### Your task
Copy all of the material word for word, except for the pictures.
○ ○ ○ ○
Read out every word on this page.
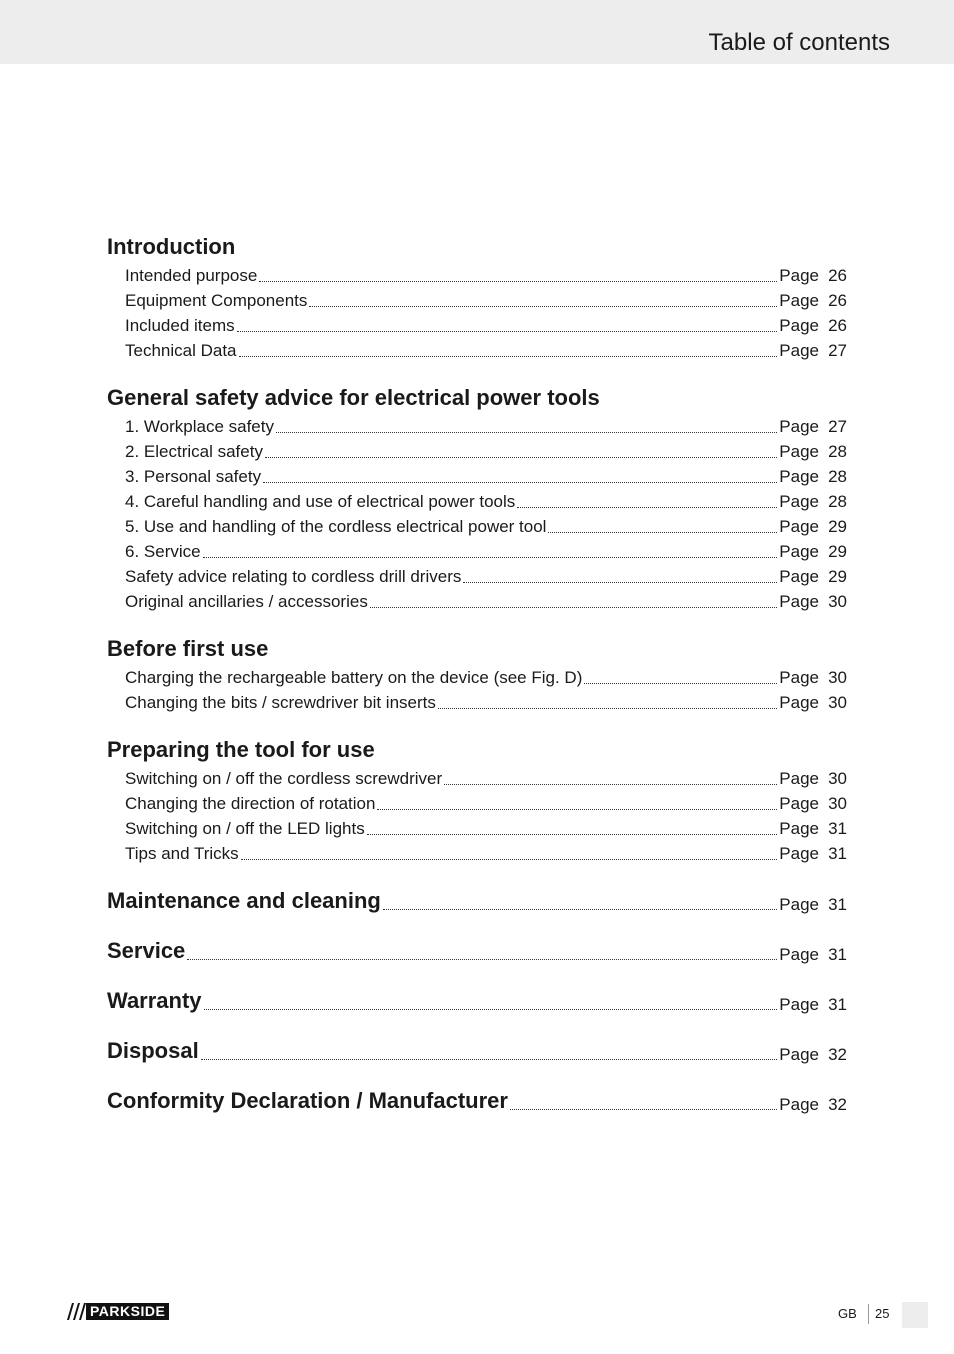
Table of contents
Introduction
Intended purpose	Page 26
Equipment Components	Page 26
Included items	Page 26
Technical Data	Page 27
General safety advice for electrical power tools
1. Workplace safety	Page 27
2. Electrical safety	Page 28
3. Personal safety	Page 28
4. Careful handling and use of electrical power tools	Page 28
5. Use and handling of the cordless electrical power tool	Page 29
6. Service	Page 29
Safety advice relating to cordless drill drivers	Page 29
Original ancillaries / accessories	Page 30
Before first use
Charging the rechargeable battery on the device (see Fig. D)	Page 30
Changing the bits / screwdriver bit inserts	Page 30
Preparing the tool for use
Switching on / off the cordless screwdriver	Page 30
Changing the direction of rotation	Page 30
Switching on / off the LED lights	Page 31
Tips and Tricks	Page 31
Maintenance and cleaning	Page 31
Service	Page 31
Warranty	Page 31
Disposal	Page 32
Conformity Declaration / Manufacturer	Page 32
PARKSIDE	GB 25
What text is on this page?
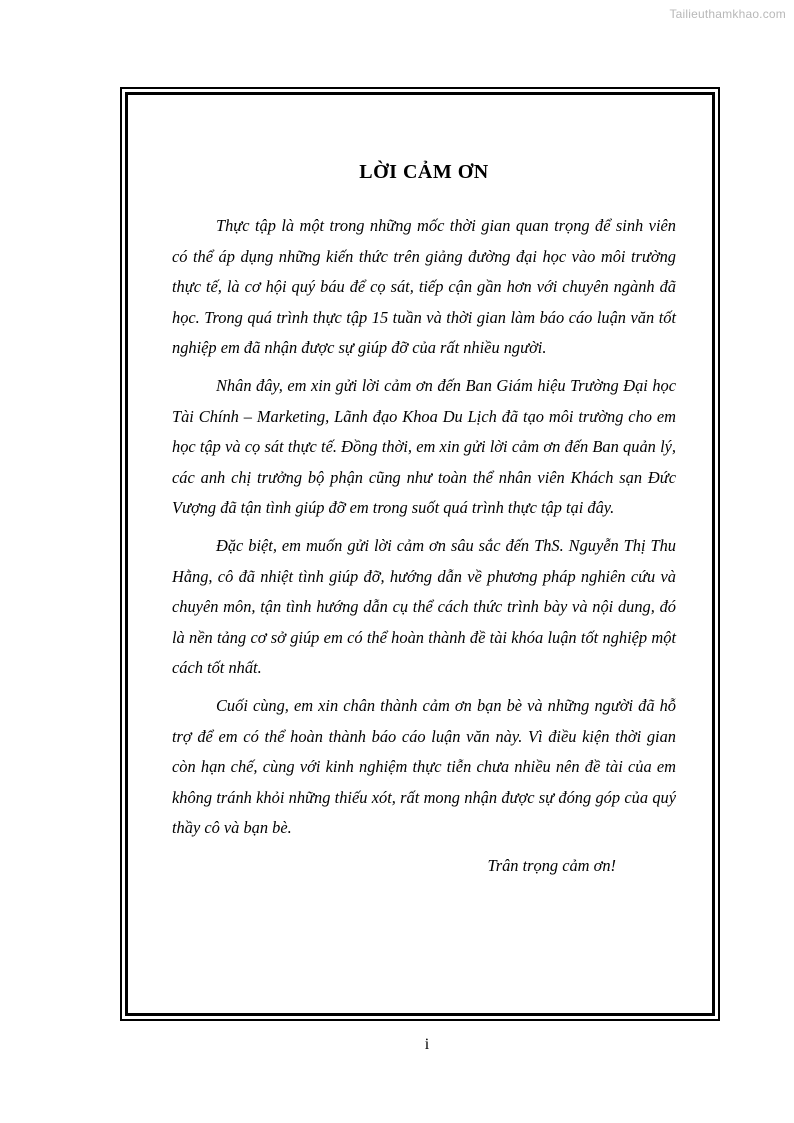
Tailieuthamkhao.com
LỜI CẢM ƠN

Thực tập là một trong những mốc thời gian quan trọng để sinh viên có thể áp dụng những kiến thức trên giảng đường đại học vào môi trường thực tế, là cơ hội quý báu để cọ sát, tiếp cận gần hơn với chuyên ngành đã học. Trong quá trình thực tập 15 tuần và thời gian làm báo cáo luận văn tốt nghiệp em đã nhận được sự giúp đỡ của rất nhiều người.

Nhân đây, em xin gửi lời cảm ơn đến Ban Giám hiệu Trường Đại học Tài Chính – Marketing, Lãnh đạo Khoa Du Lịch đã tạo môi trường cho em học tập và cọ sát thực tế. Đồng thời, em xin gửi lời cảm ơn đến Ban quản lý, các anh chị trưởng bộ phận cũng như toàn thể nhân viên Khách sạn Đức Vượng đã tận tình giúp đỡ em trong suốt quá trình thực tập tại đây.

Đặc biệt, em muốn gửi lời cảm ơn sâu sắc đến ThS. Nguyễn Thị Thu Hằng, cô đã nhiệt tình giúp đỡ, hướng dẫn về phương pháp nghiên cứu và chuyên môn, tận tình hướng dẫn cụ thể cách thức trình bày và nội dung, đó là nền tảng cơ sở giúp em có thể hoàn thành đề tài khóa luận tốt nghiệp một cách tốt nhất.

Cuối cùng, em xin chân thành cảm ơn bạn bè và những người đã hỗ trợ để em có thể hoàn thành báo cáo luận văn này. Vì điều kiện thời gian còn hạn chế, cùng với kinh nghiệm thực tiễn chưa nhiều nên đề tài của em không tránh khỏi những thiếu xót, rất mong nhận được sự đóng góp của quý thầy cô và bạn bè.

Trân trọng cảm ơn!

i
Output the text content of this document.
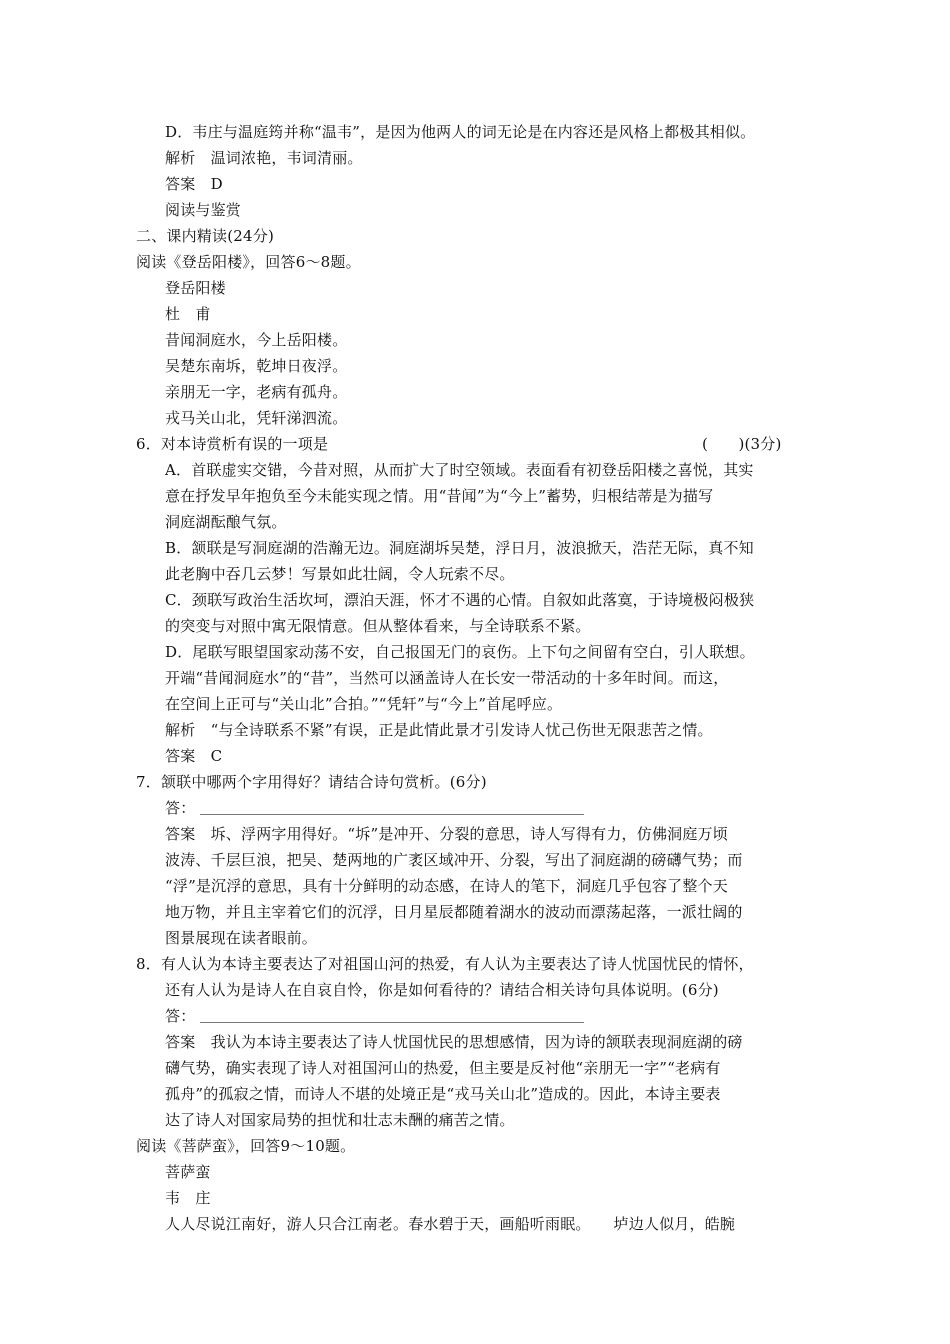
D．韦庄与温庭筠并称“温韦”，是因为他两人的词无论是在内容还是风格上都极其相似。
解析　温词浓艳，韦词清丽。
答案　D
阅读与鉴赏
二、课内精读(24分)
阅读《登岳阳楼》，回答6～8题。
登岳阳楼
杜　甫
昔闻洞庭水，今上岳阳楼。
吴楚东南坼，乾坤日夜浮。
亲朋无一字，老病有孤舟。
戎马关山北，凭轩涕泗流。
6．对本诗赏析有误的一项是	(　　)(3分)
A．首联虚实交错，今昔对照，从而扩大了时空领域。表面看有初登岳阳楼之喜悦，其实
意在抒发早年抱负至今未能实现之情。用“昔闻”为“今上”蓄势，归根结蒂是为描写
洞庭湖酝酿气氛。
B．颔联是写洞庭湖的浩瀚无边。洞庭湖坼吴楚，浮日月，波浪掀天，浩茫无际，真不知
此老胸中吞几云梦！写景如此壮阔，令人玩索不尽。
C．颈联写政治生活坎坷，漂泊天涯，怀才不遇的心情。自叙如此落寞，于诗境极闷极狭
的突变与对照中寓无限情意。但从整体看来，与全诗联系不紧。
D．尾联写眼望国家动荡不安，自己报国无门的哀伤。上下句之间留有空白，引人联想。
开端“昔闻洞庭水”的“昔”，当然可以涵盖诗人在长安一带活动的十多年时间。而这，
在空间上正可与“关山北”合拍。”“凭轩”与“今上”首尾呼应。
解析　“与全诗联系不紧”有误，正是此情此景才引发诗人忧己伤世无限悲苦之情。
答案　C
7．颔联中哪两个字用得好？请结合诗句赏析。(6分)
答：
答案　坼、浮两字用得好。“坼”是冲开、分裂的意思，诗人写得有力，仿佛洞庭万顷
波涛、千层巨浪，把吴、楚两地的广袤区域冲开、分裂，写出了洞庭湖的磅礴气势；而
“浮”是沉浮的意思，具有十分鲜明的动态感，在诗人的笔下，洞庭几乎包容了整个天
地万物，并且主宰着它们的沉浮，日月星辰都随着湖水的波动而漂荡起落，一派壮阔的
图景展现在读者眼前。
8．有人认为本诗主要表达了对祖国山河的热爱，有人认为主要表达了诗人忧国忧民的情怀，
还有人认为是诗人在自哀自怜，你是如何看待的？请结合相关诗句具体说明。(6分)
答：
答案　我认为本诗主要表达了诗人忧国忧民的思想感情，因为诗的颔联表现洞庭湖的磅
礴气势，确实表现了诗人对祖国河山的热爱，但主要是反衬他“亲朋无一字”“老病有
孤舟”的孤寂之情，而诗人不堪的处境正是“戎马关山北”造成的。因此，本诗主要表
达了诗人对国家局势的担忧和壮志未酬的痛苦之情。
阅读《菩萨蛮》，回答9～10题。
菩萨蛮
韦　庄
人人尽说江南好，游人只合江南老。春水碧于天，画船听雨眠。　　垆边人似月，皓腕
○ ○ ○ ○
### Answer to this problem
Read out every word on this page.
Table of contents
Introduction
Intended purpose	Page 26
Equipment Components	Page 26
Included items	Page 26
Technical Data	Page 27
General safety advice for electrical power tools
1. Workplace safety	Page 27
2. Electrical safety	Page 28
3. Personal safety	Page 28
4. Careful handling and use of electrical power tools	Page 28
5. Use and handling of the cordless electrical power tool	Page 29
6. Service	Page 29
Safety advice relating to cordless drill drivers	Page 29
Original ancillaries / accessories	Page 30
Before first use
Charging the rechargeable battery on the device (see Fig. D)	Page 30
Changing the bits / screwdriver bit inserts	Page 30
Preparing the tool for use
Switching on / off the cordless screwdriver	Page 30
Changing the direction of rotation	Page 30
Switching on / off the LED lights	Page 31
Tips and Tricks	Page 31
Maintenance and cleaning	Page 31
Service	Page 31
Warranty	Page 31
Disposal	Page 32
Conformity Declaration / Manufacturer	Page 32
PARKSIDE	GB 25
What text is on this page?
Tailieuthamkhao.com
LỜI CẢM ƠN

Thực tập là một trong những mốc thời gian quan trọng để sinh viên có thể áp dụng những kiến thức trên giảng đường đại học vào môi trường thực tế, là cơ hội quý báu để cọ sát, tiếp cận gần hơn với chuyên ngành đã học. Trong quá trình thực tập 15 tuần và thời gian làm báo cáo luận văn tốt nghiệp em đã nhận được sự giúp đỡ của rất nhiều người.

Nhân đây, em xin gửi lời cảm ơn đến Ban Giám hiệu Trường Đại học Tài Chính – Marketing, Lãnh đạo Khoa Du Lịch đã tạo môi trường cho em học tập và cọ sát thực tế. Đồng thời, em xin gửi lời cảm ơn đến Ban quản lý, các anh chị trưởng bộ phận cũng như toàn thể nhân viên Khách sạn Đức Vượng đã tận tình giúp đỡ em trong suốt quá trình thực tập tại đây.

Đặc biệt, em muốn gửi lời cảm ơn sâu sắc đến ThS. Nguyễn Thị Thu Hằng, cô đã nhiệt tình giúp đỡ, hướng dẫn về phương pháp nghiên cứu và chuyên môn, tận tình hướng dẫn cụ thể cách thức trình bày và nội dung, đó là nền tảng cơ sở giúp em có thể hoàn thành đề tài khóa luận tốt nghiệp một cách tốt nhất.

Cuối cùng, em xin chân thành cảm ơn bạn bè và những người đã hỗ trợ để em có thể hoàn thành báo cáo luận văn này. Vì điều kiện thời gian còn hạn chế, cùng với kinh nghiệm thực tiễn chưa nhiều nên đề tài của em không tránh khỏi những thiếu xót, rất mong nhận được sự đóng góp của quý thầy cô và bạn bè.

Trân trọng cảm ơn!

i
Output the text content of this document.
D．韦庄与温庭筠并称“温韦”，是因为他两人的词无论是在内容还是风格上都极其相似。
解析　温词浓艳，韦词清丽。
答案　D
阅读与鉴赏
二、课内精读(24分)
阅读《登岳阳楼》，回答6～8题。
登岳阳楼
杜　甫
昔闻洞庭水，今上岳阳楼。
吴楚东南坼，乾坤日夜浮。
亲朋无一字，老病有孤舟。
戎马关山北，凭轩涕泗流。
6．对本诗赏析有误的一项是	(　　)(3分)
A．首联虚实交错，今昔对照，从而扩大了时空领域。表面看有初登岳阳楼之喜悦，其实
意在抒发早年抱负至今未能实现之情。用“昔闻”为“今上”蓄势，归根结蒂是为描写
洞庭湖酝酿气氛。
B．颔联是写洞庭湖的浩瀚无边。洞庭湖坼吴楚，浮日月，波浪掀天，浩茫无际，真不知
此老胸中吞几云梦！写景如此壮阔，令人玩索不尽。
C．颈联写政治生活坎坷，漂泊天涯，怀才不遇的心情。自叙如此落寞，于诗境极闷极狭
的突变与对照中寓无限情意。但从整体看来，与全诗联系不紧。
D．尾联写眼望国家动荡不安，自己报国无门的哀伤。上下句之间留有空白，引人联想。
开端“昔闻洞庭水”的“昔”，当然可以涵盖诗人在长安一带活动的十多年时间。而这，
在空间上正可与“关山北”合拍。”“凭轩”与“今上”首尾呼应。
解析　“与全诗联系不紧”有误，正是此情此景才引发诗人忧己伤世无限悲苦之情。
答案　C
7．颔联中哪两个字用得好？请结合诗句赏析。(6分)
答：
答案　坼、浮两字用得好。“坼”是冲开、分裂的意思，诗人写得有力，仿佛洞庭万顷
波涛、千层巨浪，把吴、楚两地的广袤区域冲开、分裂，写出了洞庭湖的磅礴气势；而
“浮”是沉浮的意思，具有十分鲜明的动态感，在诗人的笔下，洞庭几乎包容了整个天
地万物，并且主宰着它们的沉浮，日月星辰都随着湖水的波动而漂荡起落，一派壮阔的
图景展现在读者眼前。
8．有人认为本诗主要表达了对祖国山河的热爱，有人认为主要表达了诗人忧国忧民的情怀，
还有人认为是诗人在自哀自怜，你是如何看待的？请结合相关诗句具体说明。(6分)
答：
答案　我认为本诗主要表达了诗人忧国忧民的思想感情，因为诗的颔联表现洞庭湖的磅
礴气势，确实表现了诗人对祖国河山的热爱，但主要是反衬他“亲朋无一字”“老病有
孤舟”的孤寂之情，而诗人不堪的处境正是“戎马关山北”造成的。因此，本诗主要表
达了诗人对国家局势的担忧和壮志未酬的痛苦之情。
阅读《菩萨蛮》，回答9～10题。
菩萨蛮
韦　庄
人人尽说江南好，游人只合江南老。春水碧于天，画船听雨眠。　　垆边人似月，皓腕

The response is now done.